§ Your task: Pull every line containing "pewno" from the entries.

§ Entries provided:
* begin *

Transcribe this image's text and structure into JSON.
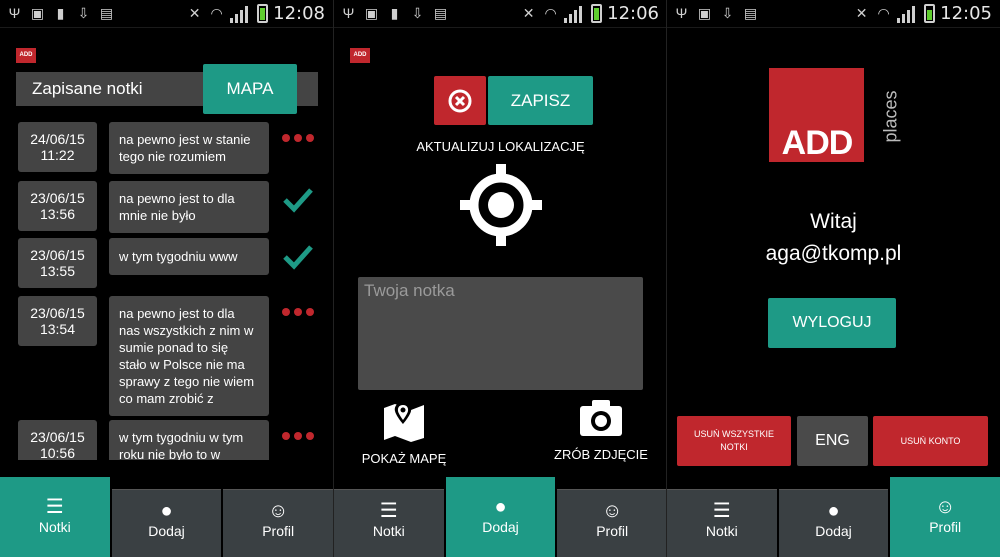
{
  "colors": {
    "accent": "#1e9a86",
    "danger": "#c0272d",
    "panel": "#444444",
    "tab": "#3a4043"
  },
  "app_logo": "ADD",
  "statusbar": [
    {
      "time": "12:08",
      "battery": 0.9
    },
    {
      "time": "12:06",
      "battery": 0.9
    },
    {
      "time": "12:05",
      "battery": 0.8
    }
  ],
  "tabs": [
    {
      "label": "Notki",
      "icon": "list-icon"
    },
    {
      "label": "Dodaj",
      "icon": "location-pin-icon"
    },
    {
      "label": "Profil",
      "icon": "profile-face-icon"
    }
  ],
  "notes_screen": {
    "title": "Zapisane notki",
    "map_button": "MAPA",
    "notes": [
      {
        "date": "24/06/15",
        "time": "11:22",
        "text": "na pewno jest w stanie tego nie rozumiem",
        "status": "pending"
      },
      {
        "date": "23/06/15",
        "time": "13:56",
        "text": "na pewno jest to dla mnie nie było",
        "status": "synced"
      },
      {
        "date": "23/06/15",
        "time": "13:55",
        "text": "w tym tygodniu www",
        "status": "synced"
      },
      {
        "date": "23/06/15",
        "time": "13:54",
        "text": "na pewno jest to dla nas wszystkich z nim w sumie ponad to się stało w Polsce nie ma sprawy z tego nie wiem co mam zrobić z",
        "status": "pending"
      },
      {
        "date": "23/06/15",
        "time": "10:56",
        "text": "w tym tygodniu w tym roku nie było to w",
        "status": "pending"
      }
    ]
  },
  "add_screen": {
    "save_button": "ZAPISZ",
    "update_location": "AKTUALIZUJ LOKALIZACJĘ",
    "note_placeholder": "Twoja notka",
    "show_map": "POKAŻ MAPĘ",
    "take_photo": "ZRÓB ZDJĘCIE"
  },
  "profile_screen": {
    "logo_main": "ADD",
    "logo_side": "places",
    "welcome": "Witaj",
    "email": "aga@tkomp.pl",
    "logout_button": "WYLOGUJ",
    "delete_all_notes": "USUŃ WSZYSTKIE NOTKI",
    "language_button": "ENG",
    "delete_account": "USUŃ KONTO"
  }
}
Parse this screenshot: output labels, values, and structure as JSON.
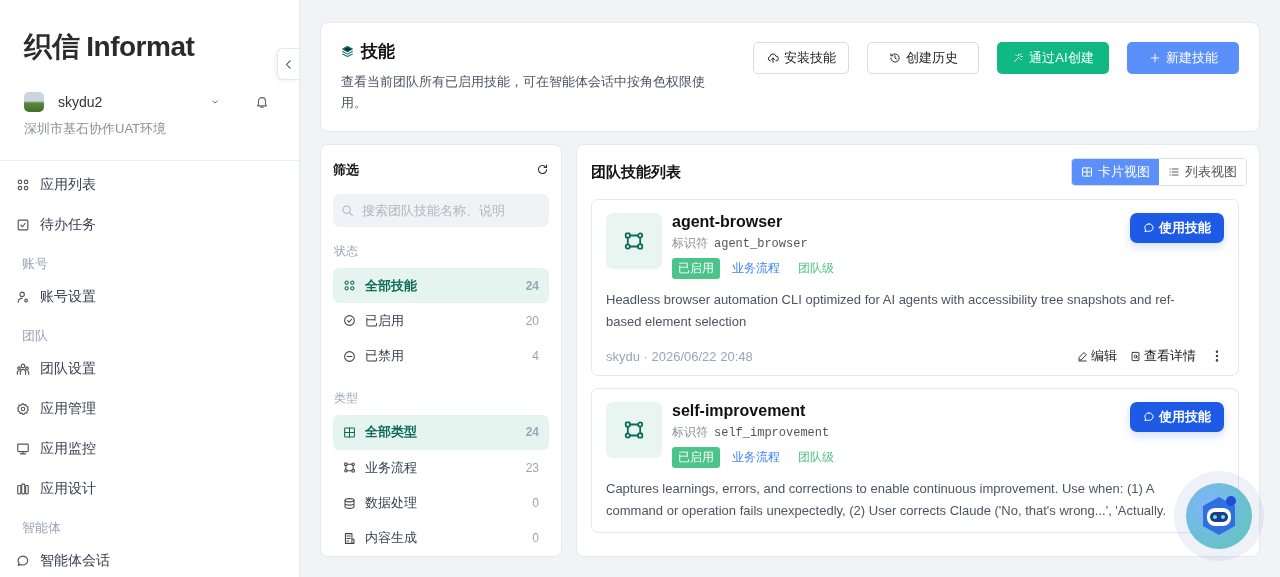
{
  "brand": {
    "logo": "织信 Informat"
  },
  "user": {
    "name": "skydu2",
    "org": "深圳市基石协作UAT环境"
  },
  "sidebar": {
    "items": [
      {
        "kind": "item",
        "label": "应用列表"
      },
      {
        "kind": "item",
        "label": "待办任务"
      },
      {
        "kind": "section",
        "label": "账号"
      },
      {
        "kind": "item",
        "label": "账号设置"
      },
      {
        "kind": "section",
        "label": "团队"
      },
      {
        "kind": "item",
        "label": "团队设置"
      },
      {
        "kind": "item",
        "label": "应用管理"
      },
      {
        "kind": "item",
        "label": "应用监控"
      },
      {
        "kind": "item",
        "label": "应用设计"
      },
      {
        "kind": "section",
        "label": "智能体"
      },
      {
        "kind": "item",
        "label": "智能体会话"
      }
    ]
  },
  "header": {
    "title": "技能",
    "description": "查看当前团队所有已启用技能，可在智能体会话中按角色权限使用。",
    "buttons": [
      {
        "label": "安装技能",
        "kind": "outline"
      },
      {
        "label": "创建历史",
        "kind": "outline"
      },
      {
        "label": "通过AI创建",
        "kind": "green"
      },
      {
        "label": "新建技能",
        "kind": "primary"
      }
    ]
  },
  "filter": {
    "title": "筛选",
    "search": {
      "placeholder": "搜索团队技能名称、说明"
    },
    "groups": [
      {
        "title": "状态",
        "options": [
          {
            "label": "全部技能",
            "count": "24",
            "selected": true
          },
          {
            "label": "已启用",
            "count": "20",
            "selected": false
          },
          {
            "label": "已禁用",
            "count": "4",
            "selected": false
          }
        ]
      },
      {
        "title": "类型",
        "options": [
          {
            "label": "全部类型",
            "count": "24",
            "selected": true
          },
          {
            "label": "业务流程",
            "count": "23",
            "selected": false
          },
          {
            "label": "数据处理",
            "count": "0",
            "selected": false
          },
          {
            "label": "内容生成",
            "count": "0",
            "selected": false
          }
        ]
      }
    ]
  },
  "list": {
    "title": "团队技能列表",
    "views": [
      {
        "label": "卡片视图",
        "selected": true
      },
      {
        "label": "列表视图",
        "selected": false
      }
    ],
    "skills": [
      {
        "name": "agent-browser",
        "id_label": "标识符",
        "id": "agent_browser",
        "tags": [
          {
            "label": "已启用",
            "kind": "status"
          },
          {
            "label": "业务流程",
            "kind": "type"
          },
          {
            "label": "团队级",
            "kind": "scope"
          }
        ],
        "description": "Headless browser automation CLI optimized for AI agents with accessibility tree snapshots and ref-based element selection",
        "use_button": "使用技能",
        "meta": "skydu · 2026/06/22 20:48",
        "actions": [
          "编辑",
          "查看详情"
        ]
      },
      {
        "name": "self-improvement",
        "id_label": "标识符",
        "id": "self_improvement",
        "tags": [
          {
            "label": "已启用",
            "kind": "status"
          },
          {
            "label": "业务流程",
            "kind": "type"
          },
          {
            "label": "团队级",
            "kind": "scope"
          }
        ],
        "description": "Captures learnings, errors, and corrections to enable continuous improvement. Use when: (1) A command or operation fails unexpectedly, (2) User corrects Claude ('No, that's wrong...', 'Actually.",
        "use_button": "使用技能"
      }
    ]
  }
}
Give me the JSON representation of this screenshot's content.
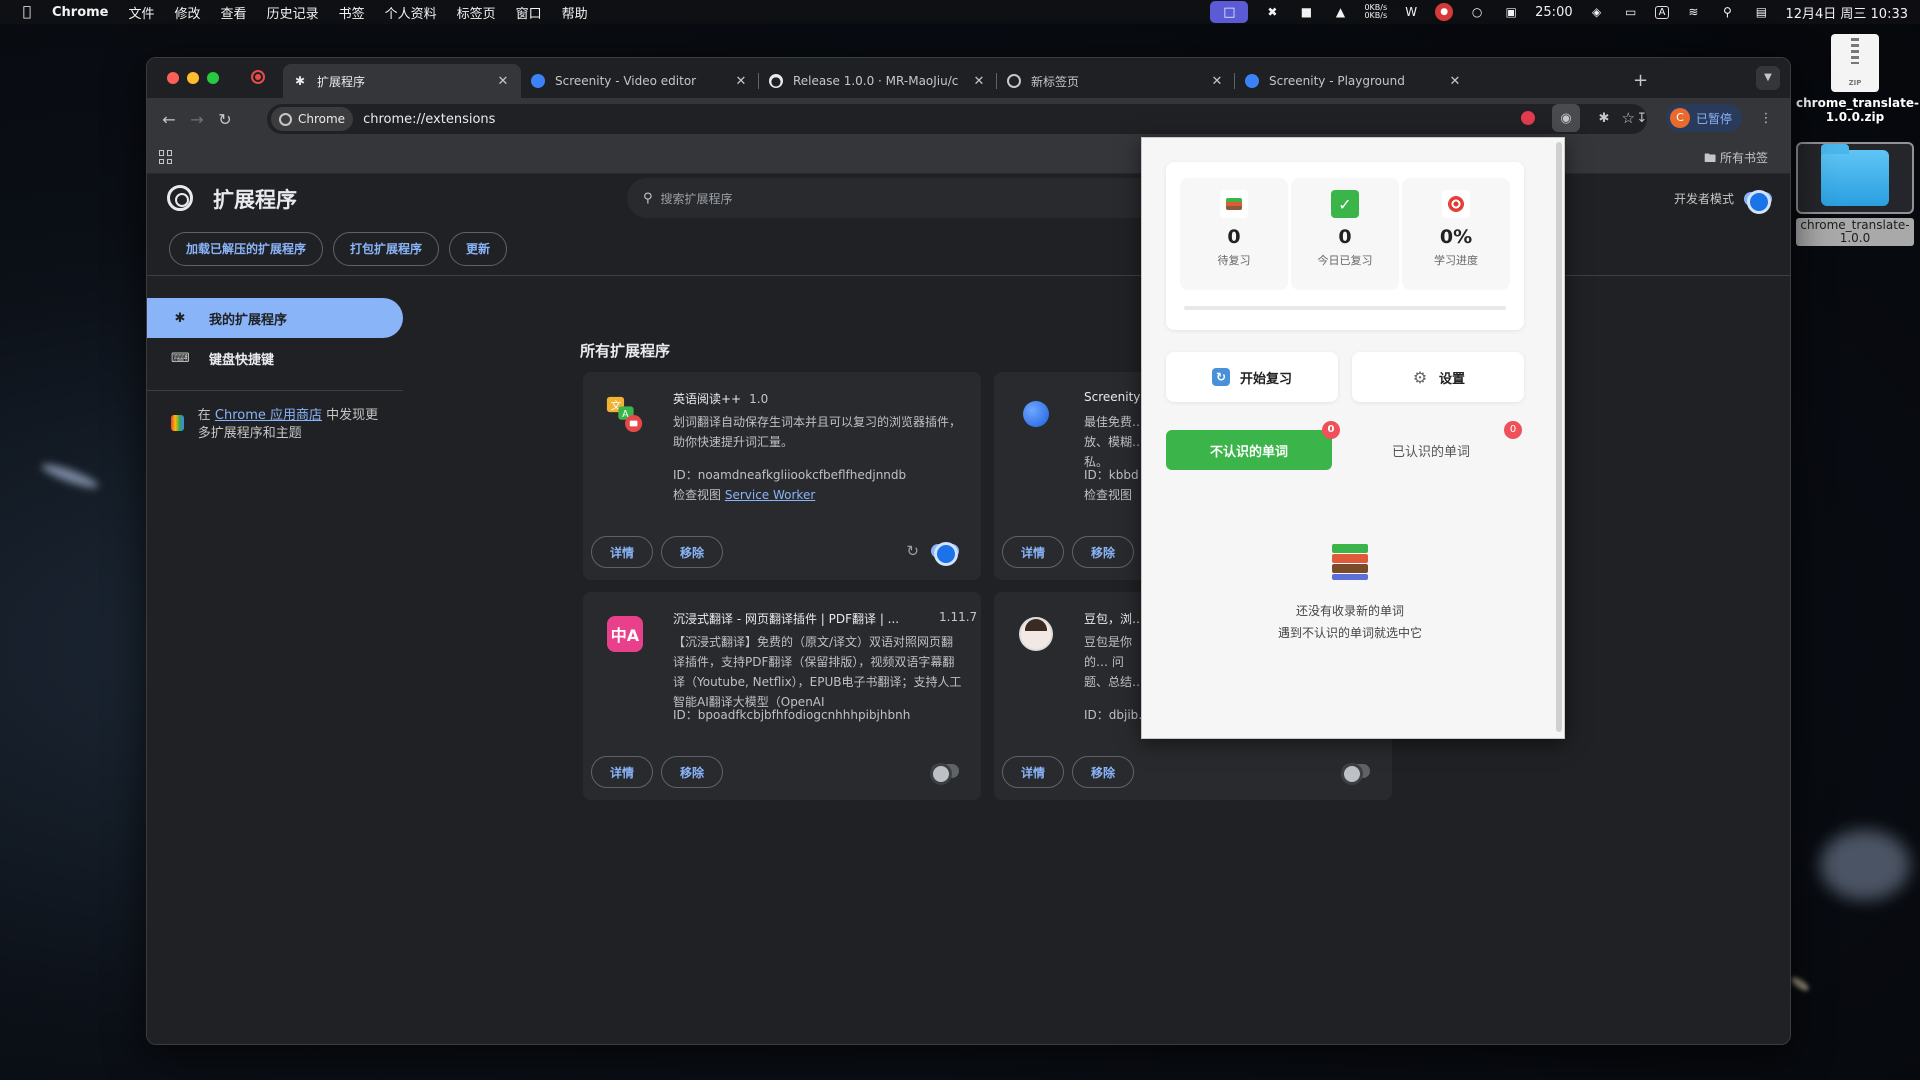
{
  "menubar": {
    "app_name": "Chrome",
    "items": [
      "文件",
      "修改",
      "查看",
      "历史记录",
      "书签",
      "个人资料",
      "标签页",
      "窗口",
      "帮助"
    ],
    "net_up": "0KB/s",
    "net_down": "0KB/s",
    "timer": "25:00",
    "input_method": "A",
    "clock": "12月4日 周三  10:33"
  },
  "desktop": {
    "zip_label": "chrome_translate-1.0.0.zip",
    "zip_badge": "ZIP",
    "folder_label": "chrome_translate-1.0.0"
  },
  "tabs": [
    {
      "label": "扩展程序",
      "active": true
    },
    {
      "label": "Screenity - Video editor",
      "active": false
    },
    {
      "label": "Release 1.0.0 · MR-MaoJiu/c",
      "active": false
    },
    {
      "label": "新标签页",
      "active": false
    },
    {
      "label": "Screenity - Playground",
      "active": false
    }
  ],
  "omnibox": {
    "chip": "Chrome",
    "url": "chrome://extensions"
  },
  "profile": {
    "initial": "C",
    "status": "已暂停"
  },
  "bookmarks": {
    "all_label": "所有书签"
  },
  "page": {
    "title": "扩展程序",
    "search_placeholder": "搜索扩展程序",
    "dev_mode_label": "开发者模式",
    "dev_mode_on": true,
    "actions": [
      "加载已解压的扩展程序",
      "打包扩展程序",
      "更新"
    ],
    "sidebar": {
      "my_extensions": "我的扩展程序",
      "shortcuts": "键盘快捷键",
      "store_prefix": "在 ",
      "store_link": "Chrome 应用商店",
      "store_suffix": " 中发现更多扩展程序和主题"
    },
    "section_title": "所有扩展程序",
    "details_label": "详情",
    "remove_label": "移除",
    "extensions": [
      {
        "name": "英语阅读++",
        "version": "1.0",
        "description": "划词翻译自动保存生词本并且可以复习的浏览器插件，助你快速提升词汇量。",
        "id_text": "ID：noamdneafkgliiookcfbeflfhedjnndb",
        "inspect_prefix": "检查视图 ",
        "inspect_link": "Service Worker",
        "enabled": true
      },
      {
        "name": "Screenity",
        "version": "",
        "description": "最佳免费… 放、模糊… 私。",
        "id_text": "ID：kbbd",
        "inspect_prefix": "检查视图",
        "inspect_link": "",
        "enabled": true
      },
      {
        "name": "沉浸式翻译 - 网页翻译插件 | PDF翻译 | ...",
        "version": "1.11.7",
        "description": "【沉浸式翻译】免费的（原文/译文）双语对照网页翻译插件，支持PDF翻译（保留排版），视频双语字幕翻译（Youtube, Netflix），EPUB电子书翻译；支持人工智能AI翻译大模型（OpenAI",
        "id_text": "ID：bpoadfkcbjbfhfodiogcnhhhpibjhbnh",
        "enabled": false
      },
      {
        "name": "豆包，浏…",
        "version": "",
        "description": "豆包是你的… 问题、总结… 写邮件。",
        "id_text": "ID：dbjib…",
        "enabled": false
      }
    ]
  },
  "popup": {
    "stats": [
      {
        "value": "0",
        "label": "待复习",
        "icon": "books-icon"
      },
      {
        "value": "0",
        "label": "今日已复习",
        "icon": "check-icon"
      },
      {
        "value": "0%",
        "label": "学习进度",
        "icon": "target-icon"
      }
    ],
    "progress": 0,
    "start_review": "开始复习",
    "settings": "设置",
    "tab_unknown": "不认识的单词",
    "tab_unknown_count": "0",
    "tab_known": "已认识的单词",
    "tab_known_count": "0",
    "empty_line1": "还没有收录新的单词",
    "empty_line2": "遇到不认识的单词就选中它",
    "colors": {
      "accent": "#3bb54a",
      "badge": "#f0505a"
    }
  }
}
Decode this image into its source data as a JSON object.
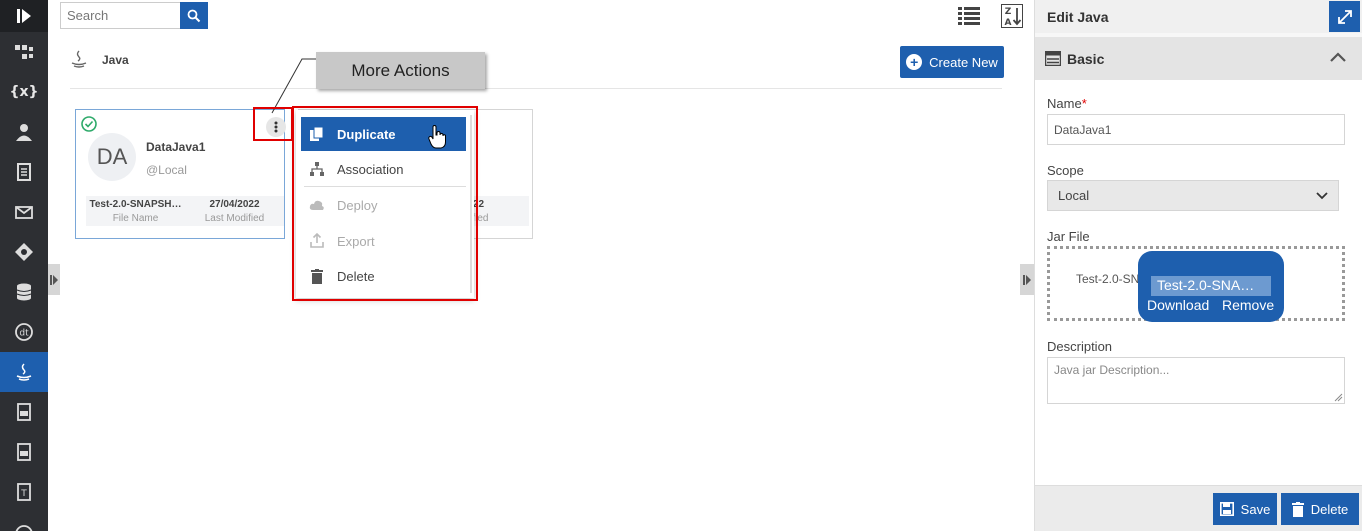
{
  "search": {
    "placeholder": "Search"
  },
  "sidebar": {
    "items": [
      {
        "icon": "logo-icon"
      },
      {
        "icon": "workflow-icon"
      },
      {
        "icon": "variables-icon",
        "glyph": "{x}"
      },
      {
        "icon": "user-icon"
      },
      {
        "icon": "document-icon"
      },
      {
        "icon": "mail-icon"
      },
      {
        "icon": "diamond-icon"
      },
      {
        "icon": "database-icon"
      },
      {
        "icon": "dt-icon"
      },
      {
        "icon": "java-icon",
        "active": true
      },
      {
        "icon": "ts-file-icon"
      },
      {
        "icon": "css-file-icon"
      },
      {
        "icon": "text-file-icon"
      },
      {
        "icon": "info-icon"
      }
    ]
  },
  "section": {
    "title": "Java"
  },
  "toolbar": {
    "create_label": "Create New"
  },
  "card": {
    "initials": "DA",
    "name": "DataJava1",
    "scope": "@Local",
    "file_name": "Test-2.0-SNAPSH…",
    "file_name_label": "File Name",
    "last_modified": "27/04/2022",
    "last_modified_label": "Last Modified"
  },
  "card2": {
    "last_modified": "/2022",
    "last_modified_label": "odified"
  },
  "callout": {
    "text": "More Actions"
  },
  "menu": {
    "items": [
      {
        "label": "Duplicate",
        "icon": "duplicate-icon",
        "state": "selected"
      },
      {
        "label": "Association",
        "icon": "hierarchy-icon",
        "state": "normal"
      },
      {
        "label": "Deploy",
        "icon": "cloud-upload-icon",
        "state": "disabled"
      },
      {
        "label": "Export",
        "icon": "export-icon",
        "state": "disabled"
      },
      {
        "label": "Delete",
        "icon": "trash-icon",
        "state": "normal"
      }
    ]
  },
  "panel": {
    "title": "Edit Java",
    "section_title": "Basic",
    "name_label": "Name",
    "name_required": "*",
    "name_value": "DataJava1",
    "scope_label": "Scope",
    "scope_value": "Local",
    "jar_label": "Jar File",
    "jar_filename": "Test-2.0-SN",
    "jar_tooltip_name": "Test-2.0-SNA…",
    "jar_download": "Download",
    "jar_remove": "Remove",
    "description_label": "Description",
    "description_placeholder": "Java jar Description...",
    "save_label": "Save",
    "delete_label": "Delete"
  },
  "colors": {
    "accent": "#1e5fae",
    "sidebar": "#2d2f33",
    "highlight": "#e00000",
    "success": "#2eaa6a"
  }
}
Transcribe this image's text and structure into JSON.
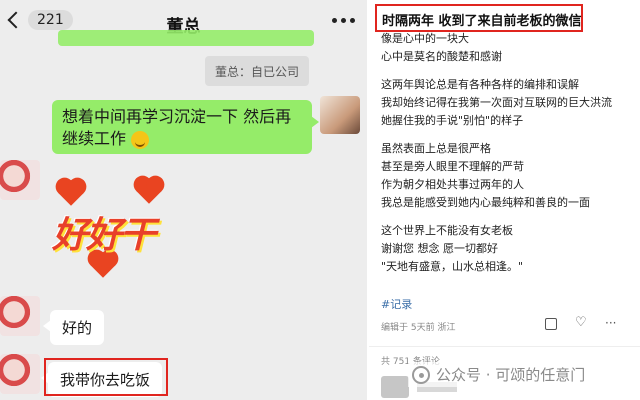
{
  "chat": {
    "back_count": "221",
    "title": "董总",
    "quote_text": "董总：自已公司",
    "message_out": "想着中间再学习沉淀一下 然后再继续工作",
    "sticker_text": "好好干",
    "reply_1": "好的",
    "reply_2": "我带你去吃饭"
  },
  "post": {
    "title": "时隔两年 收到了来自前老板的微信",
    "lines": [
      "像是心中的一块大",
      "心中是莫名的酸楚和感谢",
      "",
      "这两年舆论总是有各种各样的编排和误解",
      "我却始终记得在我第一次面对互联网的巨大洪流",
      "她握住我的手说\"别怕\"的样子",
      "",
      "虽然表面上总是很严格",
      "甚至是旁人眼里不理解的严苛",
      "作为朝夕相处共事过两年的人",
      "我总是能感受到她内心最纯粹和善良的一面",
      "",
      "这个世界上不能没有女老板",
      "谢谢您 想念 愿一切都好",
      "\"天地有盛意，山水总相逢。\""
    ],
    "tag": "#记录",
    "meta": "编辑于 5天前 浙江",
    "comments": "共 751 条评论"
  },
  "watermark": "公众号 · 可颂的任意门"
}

* end *

§ The solution:
        "text": "na pewno jest w stanie tego nie rozumiem",
        "text": "na pewno jest to dla mnie nie było",
        "text": "na pewno jest to dla nas wszystkich z nim w sumie ponad to się stało w Polsce nie ma sprawy z tego nie wiem co mam zrobić z",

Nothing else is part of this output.